## Your objective
Reproduce the section of the article on Finning's office move that begins with the words "Vancouver Sun |" and ends with "Spaces and others.", substituting "heavy equipment" for "heavy machinery".

## Selected text
Vancouver Sun | Evan Duggan | Published on: January 24, 2018 | Last Updated: January 24, 2018 10:00 AM PST
Vancouver-based Finning International is returning to a new False Creek Flats office complex that sits on lands the company once donated about 17 years ago.
The world’s largest dealer of Caterpillar heavy machinery is moving about 180 staff to a new office project at 565 Great Northern Way that will also include tenants Samsung, Blackbird Interactive Game Studio, Spaces and others.
The seven-storey LEED-Gold complex will include 160,000 square feet of Class-A office space designed for the creative and digital media environment. It will include a rooftop deck, fitness centre, a 2,000-sq.-ft. ground-level retail pavilion and a 20,000-sq.-ft. public plaza.
The project, being co-developed by PCI Developments and Low Tide Properties, is nearly three-quarters leased and is set to open by this summer.
It is the first multi-tenant office building in the area in 18 years, and the first of nearly two million square feet of new density that is being planned for the neighbourhood following the approval of a broad rezoning plan of False Creek Flats by City Council in the fall.

## Recorded information

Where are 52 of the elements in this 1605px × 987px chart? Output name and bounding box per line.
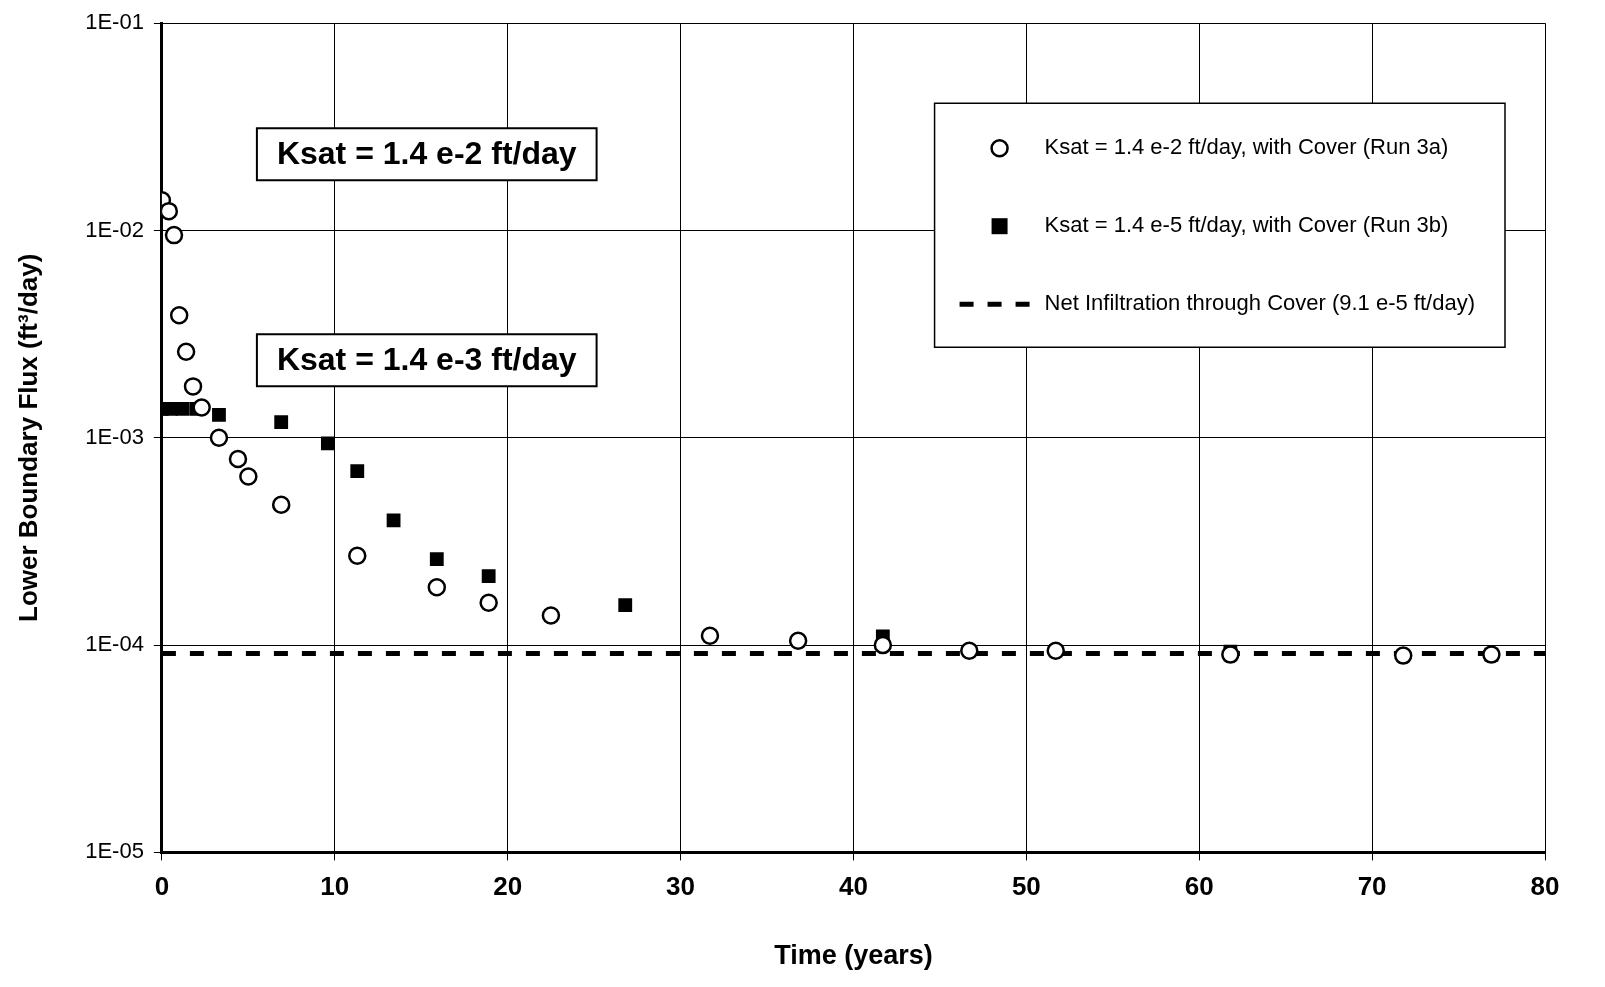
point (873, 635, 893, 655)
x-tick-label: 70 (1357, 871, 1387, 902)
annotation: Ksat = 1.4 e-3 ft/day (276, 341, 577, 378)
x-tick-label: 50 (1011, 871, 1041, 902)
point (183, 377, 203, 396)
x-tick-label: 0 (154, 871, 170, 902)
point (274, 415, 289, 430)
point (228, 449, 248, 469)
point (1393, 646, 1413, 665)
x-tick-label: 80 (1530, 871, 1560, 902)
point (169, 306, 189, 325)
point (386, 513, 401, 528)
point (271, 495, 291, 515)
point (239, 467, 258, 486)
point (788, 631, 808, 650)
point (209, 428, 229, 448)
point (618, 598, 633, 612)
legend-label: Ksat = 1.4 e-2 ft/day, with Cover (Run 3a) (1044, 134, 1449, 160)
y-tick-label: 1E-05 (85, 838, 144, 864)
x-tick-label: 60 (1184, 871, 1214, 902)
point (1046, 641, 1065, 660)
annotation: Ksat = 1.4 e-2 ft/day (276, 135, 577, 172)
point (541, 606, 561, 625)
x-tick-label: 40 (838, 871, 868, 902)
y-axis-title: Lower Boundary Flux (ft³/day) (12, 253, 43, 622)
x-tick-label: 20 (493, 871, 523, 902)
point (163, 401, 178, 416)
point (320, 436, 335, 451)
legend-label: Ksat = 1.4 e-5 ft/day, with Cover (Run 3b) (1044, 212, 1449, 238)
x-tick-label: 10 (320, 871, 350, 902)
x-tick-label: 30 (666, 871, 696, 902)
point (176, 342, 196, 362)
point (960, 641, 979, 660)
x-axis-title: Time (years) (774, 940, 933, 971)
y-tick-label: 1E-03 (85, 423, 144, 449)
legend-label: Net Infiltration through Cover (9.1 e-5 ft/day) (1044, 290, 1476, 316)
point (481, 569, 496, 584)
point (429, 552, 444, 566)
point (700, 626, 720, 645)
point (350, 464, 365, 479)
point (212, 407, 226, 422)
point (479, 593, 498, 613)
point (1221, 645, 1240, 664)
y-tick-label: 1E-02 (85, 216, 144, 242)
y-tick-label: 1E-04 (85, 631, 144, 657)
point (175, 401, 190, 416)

## Final result
Vancouver Sun | Evan Duggan | Published on: January 24, 2018 | Last Updated: January 24, 2018 10:00 AM PST
Vancouver-based Finning International is returning to a new False Creek Flats office complex that sits on lands the company once donated about 17 years ago.
The world’s largest dealer of Caterpillar heavy equipment is moving about 180 staff to a new office project at 565 Great Northern Way that will also include tenants Samsung, Blackbird Interactive Game Studio, Spaces and others.